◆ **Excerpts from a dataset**
▬▬▬

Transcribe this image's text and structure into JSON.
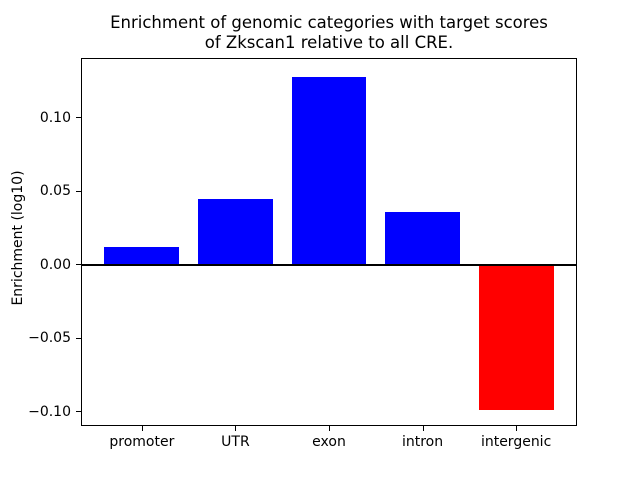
{
  "chart_data": {
    "type": "bar",
    "title": "Enrichment of genomic categories with target scores\nof Zkscan1 relative to all CRE.",
    "xlabel": "",
    "ylabel": "Enrichment (log10)",
    "categories": [
      "promoter",
      "UTR",
      "exon",
      "intron",
      "intergenic"
    ],
    "values": [
      0.012,
      0.045,
      0.128,
      0.036,
      -0.099
    ],
    "bar_colors": [
      "#0000FF",
      "#0000FF",
      "#0000FF",
      "#0000FF",
      "#FF0000"
    ],
    "positive_color": "#0000FF",
    "negative_color": "#FF0000",
    "frame_color": "#000000",
    "zero_line": true,
    "grid": false,
    "legend": null,
    "bar_width": 0.8,
    "xlim": [
      -0.64,
      4.64
    ],
    "ylim": [
      -0.109,
      0.14
    ],
    "yticks": [
      {
        "label": "0.10",
        "value": 0.1
      },
      {
        "label": "0.05",
        "value": 0.05
      },
      {
        "label": "0.00",
        "value": 0.0
      },
      {
        "label": "−0.05",
        "value": -0.05
      },
      {
        "label": "−0.10",
        "value": -0.1
      }
    ]
  }
}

▬▬▬

◆ **Task to carry out**
The entries above are to be repeated exactly, except for any pictures.

◆ **Written response**
Transcribe this image's text and structure into JSON.
{
  "chart_data": {
    "type": "bar",
    "title": "Enrichment of genomic categories with target scores\nof Zkscan1 relative to all CRE.",
    "xlabel": "",
    "ylabel": "Enrichment (log10)",
    "categories": [
      "promoter",
      "UTR",
      "exon",
      "intron",
      "intergenic"
    ],
    "values": [
      0.012,
      0.045,
      0.128,
      0.036,
      -0.099
    ],
    "bar_colors": [
      "#0000FF",
      "#0000FF",
      "#0000FF",
      "#0000FF",
      "#FF0000"
    ],
    "positive_color": "#0000FF",
    "negative_color": "#FF0000",
    "frame_color": "#000000",
    "zero_line": true,
    "grid": false,
    "legend": null,
    "bar_width": 0.8,
    "xlim": [
      -0.64,
      4.64
    ],
    "ylim": [
      -0.109,
      0.14
    ],
    "yticks": [
      {
        "label": "0.10",
        "value": 0.1
      },
      {
        "label": "0.05",
        "value": 0.05
      },
      {
        "label": "0.00",
        "value": 0.0
      },
      {
        "label": "−0.05",
        "value": -0.05
      },
      {
        "label": "−0.10",
        "value": -0.1
      }
    ]
  }
}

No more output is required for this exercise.